Given instruction A
Copy the entries word for word, starting at their first line and ending at the line that contains "365, 716, 397]".

Passage shown

The first Paleoindians exploring North Carolina faced these changing ecological conditions. They adapted and stayed. Some archaeologists think the earliest Paleoindians lived mostly on the Piedmont. More Clovis points turn up there than elsewhere in the state. In part, this pattern may hold because the Piedmont was an easier place to live than the colder Mountains. But it may also have to do with preservation, in that Paleoindian sites on the low-lying Coastal Plain may now be archaeologically invisible—having been inundated by rising sea levels or deeply buried in floodplain soils.

Archaeologists debate whether Paleoindians in North Carolina hunted megafauna. So far no definitive evidence—a Paleoindian site with stone tools and animal bones–has been found in this state. The humid air and the acid soils cause organic remains to decay quickly. Even without this kind of evidence, however, archaeologists can form hypotheses about Paleoindian lifeways by relying on other clues. As part of their research grab-bag, North Carolina archaeologists study ancient pollen and soil samples. This helps them understand what North Carolina’s environment was like and how it changed. Based on what they learn, archaeologists can infer what sorts of plants and animals could live here and thus would be available for people to eat.

In the West, Clovis culture Paleoindians may have depended mostly on megafauna for meat. But when they pushed east of the Mississippi River and into North Carolina, it is unlikely they did. The forested environments of the East seem to have fostered a more diverse diet, in which megafauna were taken less frequently, if at all. And as the Ice Age died, so did the megafauna. By 8500 BC all the Ice Age mammals were extinct. So thereafter the Paleoindians hunted only small and medium-sized game. They stalked the caribou until the herds wandered north. They also learned the ways of the deer and the bear.

Given instruction B
Using the passage on Paleoindians in North Carolina, decide whether each statement agrees with it. Give yes or no for each, followed by the deciding words quoted exactly: (i) More Clovis points are found on the Piedmont than elsewhere in North Carolina. (ii) A Paleoindian site with both stone tools and animal bones has been found in North Carolina. (iii) All the Ice Age mammals were extinct by 8500 BC.

Data to process

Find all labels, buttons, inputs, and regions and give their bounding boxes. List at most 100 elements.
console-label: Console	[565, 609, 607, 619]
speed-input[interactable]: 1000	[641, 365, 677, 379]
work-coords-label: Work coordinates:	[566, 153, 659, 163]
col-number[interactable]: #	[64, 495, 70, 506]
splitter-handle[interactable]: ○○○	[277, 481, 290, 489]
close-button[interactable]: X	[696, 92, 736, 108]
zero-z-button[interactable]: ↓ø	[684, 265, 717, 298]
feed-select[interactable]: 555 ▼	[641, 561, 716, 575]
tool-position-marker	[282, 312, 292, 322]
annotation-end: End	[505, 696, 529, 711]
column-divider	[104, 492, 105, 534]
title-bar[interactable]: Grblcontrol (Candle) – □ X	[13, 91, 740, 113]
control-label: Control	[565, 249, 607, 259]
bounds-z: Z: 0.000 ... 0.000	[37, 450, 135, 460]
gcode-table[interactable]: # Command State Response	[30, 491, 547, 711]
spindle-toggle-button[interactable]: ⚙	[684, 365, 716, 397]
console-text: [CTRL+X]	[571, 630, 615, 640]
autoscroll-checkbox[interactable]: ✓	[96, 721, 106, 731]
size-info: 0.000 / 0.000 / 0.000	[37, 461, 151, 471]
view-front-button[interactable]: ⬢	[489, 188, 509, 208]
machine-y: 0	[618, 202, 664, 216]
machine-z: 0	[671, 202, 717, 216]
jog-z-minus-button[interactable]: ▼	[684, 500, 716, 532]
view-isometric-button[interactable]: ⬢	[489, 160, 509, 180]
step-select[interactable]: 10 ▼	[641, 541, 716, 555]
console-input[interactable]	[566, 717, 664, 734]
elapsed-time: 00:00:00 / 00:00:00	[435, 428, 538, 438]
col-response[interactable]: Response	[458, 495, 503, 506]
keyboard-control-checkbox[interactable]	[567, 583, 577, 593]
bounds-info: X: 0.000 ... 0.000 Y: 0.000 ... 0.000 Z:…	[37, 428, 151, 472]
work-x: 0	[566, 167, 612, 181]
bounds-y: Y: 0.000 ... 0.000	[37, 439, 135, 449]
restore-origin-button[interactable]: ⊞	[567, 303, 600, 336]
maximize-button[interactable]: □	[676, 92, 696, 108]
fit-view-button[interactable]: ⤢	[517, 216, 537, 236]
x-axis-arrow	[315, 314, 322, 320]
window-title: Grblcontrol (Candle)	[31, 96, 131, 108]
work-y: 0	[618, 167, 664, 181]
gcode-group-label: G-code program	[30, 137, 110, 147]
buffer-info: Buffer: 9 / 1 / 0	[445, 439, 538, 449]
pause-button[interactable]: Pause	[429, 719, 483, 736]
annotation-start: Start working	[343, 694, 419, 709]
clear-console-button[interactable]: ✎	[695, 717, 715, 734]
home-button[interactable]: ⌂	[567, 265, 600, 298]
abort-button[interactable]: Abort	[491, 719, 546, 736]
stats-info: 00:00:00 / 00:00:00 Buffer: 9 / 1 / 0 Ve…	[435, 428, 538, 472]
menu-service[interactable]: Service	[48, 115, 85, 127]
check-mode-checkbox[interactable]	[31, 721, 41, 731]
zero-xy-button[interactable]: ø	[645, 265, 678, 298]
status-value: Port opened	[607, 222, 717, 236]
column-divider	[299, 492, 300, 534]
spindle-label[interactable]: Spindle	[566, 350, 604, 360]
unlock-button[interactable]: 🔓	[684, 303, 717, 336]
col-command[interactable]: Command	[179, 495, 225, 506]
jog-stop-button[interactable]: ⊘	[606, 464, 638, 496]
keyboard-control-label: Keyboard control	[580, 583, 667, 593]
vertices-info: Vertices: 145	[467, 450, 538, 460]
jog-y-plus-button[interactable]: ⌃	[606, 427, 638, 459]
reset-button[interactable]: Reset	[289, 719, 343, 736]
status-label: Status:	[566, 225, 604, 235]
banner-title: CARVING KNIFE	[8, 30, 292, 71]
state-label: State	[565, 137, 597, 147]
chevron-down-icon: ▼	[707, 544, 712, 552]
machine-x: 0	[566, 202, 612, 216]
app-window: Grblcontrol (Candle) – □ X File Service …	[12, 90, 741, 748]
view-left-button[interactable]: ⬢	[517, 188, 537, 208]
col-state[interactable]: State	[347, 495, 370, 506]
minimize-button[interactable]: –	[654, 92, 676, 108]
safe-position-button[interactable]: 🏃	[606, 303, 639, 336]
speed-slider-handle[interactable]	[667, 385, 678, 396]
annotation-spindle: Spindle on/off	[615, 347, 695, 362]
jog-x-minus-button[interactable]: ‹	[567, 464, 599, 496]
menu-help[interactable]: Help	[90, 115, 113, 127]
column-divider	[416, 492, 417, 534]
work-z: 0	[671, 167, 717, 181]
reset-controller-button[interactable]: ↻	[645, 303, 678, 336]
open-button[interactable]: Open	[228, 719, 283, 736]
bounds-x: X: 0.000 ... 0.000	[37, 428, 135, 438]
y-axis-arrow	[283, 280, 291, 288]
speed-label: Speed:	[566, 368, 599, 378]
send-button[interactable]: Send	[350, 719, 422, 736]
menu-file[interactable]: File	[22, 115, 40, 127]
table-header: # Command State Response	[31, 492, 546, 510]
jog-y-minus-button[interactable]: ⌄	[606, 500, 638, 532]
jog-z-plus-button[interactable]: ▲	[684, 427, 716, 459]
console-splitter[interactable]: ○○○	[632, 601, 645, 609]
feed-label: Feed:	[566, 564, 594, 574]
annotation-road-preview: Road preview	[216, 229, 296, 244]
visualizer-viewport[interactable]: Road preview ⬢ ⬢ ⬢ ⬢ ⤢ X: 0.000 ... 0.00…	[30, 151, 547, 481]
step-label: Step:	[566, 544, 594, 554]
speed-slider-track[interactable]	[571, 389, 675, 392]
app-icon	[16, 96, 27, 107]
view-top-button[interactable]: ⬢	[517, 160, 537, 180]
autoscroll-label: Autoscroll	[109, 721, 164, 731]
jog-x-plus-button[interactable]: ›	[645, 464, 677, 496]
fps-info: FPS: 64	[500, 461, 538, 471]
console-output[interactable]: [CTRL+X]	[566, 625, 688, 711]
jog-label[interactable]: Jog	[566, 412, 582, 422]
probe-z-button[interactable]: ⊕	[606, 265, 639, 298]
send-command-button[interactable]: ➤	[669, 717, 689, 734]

Result A
Find all labels, buttons, inputs, and regions and give their bounding boxes. List at most 100 elements.
console-label: Console	[565, 609, 607, 619]
speed-input[interactable]: 1000	[641, 365, 677, 379]
work-coords-label: Work coordinates:	[566, 153, 659, 163]
col-number[interactable]: #	[64, 495, 70, 506]
splitter-handle[interactable]: ○○○	[277, 481, 290, 489]
close-button[interactable]: X	[696, 92, 736, 108]
zero-z-button[interactable]: ↓ø	[684, 265, 717, 298]
feed-select[interactable]: 555 ▼	[641, 561, 716, 575]
tool-position-marker	[282, 312, 292, 322]
annotation-end: End	[505, 696, 529, 711]
column-divider	[104, 492, 105, 534]
title-bar[interactable]: Grblcontrol (Candle) – □ X	[13, 91, 740, 113]
control-label: Control	[565, 249, 607, 259]
bounds-z: Z: 0.000 ... 0.000	[37, 450, 135, 460]
gcode-table[interactable]: # Command State Response	[30, 491, 547, 711]
spindle-toggle-button[interactable]: ⚙	[684, 365, 716, 397]

Result B
(i) Yes: "More Clovis points turn up there than elsewhere in the state."
(ii) No: "So far no definitive evidence—a Paleoindian site with stone tools and animal bones–has been found in this state."
(iii) Yes: "By 8500 BC all the Ice Age mammals were extinct."